::: 摘錄 :::

以IDML為基礎的分散式入侵偵測系統之研究

Abstract

近年來，隨著網路環境的急遽成長，一些以網路為基礎的應用和服務變的愈來愈重要，而針對這一些網路服務的攻擊行為也有愈來愈多的趨勢。因此，如何去定義可能的網路攻擊行為、如何去偵測這些被定義好的攻擊行為以及如何製作更安全的系統等等都是值得考慮的關鍵問題。在本篇論文中，為了定義網路攻擊行為，我們首先設計了一個新的入侵偵測的標籤語言(IDML)來描述已知的網路攻擊行為，而每一個以IDML描述的網路攻擊行為都會被轉換成攻擊模式自動機。接著我們提出以IDML為基礎的分散式入侵偵測系統(IDIDS)來幫助我們監控所有網路上的行為。IDIDS包含入侵偵測元件(IDD)和入侵偵測系統管制中心(CIDS)兩個部分。IDD利用事先編譯完成的攻擊模式自動機執行線上已知網路攻擊行為的偵測並且回報可疑事件給CIDS進行更進一步的分析。CIDS利用我們提出的多階段行為模式探勘的方法來執行離線異常行為的偵測。在CIDS前處理的階段，我們將IDD所回報的可疑事件編成一個特徵向量代表使用者在某段時間內的行為。接著在行為分群的階段中將這一些特徵向量分成幾個不同的群集。在循序模式探勘的階段可以找出一些出現較頻繁的行為模式。最後在特徵萃取的階段中將這一些行為模式的特徵萃取出來，接著便和已知的行為模式作比較來決定所找出來的行為是屬於正常行為或是異常行為。而所得到的結果也經由適當的回饋機制來加強IDIDS的偵測能力。

As the growth of network environment dramatically increases, the network-based applications and services become more important, and a variety of network intrusions have also been developed to intrude these services. As to these intrusions, several issues including how to identify possible intrusion behaviors, how to detect these identified intrusion behaviors, and how to secure the system infrastructure are needed to be considered. In this thesis, for identifying the intrusion behaviors, a new Intrusion Detection Markup Language (IDML) is proposed to describe the well-known intrusion behaviors. Each intrusion pattern described in IDML can be transformed into an intrusion pattern state machine. Then, an IDML-based Distributed Intrusion Detection System (IDIDS), which consists of Intrusion Detection Device (IDD) and Center of Intrusion Detection System (CIDS), is proposed. IDD performs online misuse detection with the pre-compiled intrusion pattern state machines and reports the suspected event to CIDS for further analysis. CIDS performs offline anomaly detection with our multi-phases behavior pattern discovering method. In preprocessing phase, these reported events are encoded to feature vectors. These obtained features vectors may be grouped into several clusters in behaviors clustering phase. In sequential pattern discovering phase, the sequence of cluster labels that represents user’s behaviors may be discovered. Finally, these patterns can be transformed into a sequence of property sets in property extracting phase and then be compared with well-known patterns to determine normal or abnormal in classifier. The results of our offline behavior pattern discovering method can feedback and enhance the detection capability of IDIDS.

::: 記錄列表 :::

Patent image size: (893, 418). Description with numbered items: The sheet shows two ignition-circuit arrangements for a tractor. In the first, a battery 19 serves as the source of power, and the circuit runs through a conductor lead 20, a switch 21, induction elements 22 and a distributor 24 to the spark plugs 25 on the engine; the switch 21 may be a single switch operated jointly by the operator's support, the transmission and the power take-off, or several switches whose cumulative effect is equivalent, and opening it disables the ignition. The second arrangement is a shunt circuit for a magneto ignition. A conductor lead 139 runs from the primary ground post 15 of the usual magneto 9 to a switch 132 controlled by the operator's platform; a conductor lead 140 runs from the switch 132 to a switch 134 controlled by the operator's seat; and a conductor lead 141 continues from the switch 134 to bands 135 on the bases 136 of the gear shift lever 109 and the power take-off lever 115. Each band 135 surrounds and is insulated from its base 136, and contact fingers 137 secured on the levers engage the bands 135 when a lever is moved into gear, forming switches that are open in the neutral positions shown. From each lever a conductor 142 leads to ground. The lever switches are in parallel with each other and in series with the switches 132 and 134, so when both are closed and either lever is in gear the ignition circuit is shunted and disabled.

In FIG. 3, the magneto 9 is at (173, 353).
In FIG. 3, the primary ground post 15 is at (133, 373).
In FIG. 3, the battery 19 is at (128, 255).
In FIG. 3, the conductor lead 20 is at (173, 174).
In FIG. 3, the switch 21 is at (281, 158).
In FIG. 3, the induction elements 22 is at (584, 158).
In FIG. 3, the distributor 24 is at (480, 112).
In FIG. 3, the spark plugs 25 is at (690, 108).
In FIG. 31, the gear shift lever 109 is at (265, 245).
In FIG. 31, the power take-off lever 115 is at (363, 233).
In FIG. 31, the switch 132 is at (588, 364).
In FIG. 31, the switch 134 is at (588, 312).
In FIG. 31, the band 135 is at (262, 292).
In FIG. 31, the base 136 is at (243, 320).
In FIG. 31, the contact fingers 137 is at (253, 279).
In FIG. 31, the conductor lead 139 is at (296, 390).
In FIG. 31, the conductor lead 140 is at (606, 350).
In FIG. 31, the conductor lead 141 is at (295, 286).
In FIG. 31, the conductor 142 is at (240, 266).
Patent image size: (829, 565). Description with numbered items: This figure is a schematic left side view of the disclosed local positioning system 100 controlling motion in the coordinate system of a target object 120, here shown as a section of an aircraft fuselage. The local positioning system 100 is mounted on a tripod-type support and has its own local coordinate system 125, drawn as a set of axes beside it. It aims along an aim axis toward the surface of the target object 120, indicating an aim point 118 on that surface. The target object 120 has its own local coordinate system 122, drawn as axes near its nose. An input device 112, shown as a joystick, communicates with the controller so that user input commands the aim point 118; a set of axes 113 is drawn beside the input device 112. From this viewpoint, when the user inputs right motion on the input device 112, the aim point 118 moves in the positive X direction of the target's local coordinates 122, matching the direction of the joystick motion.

:::

■ **任務內容**:
根據入侵偵測系統的摘要，寫出IDIDS包含哪兩個部分。

■ **作答內容**:
入侵偵測元件(IDD)和入侵偵測系統管制中心(CIDS)。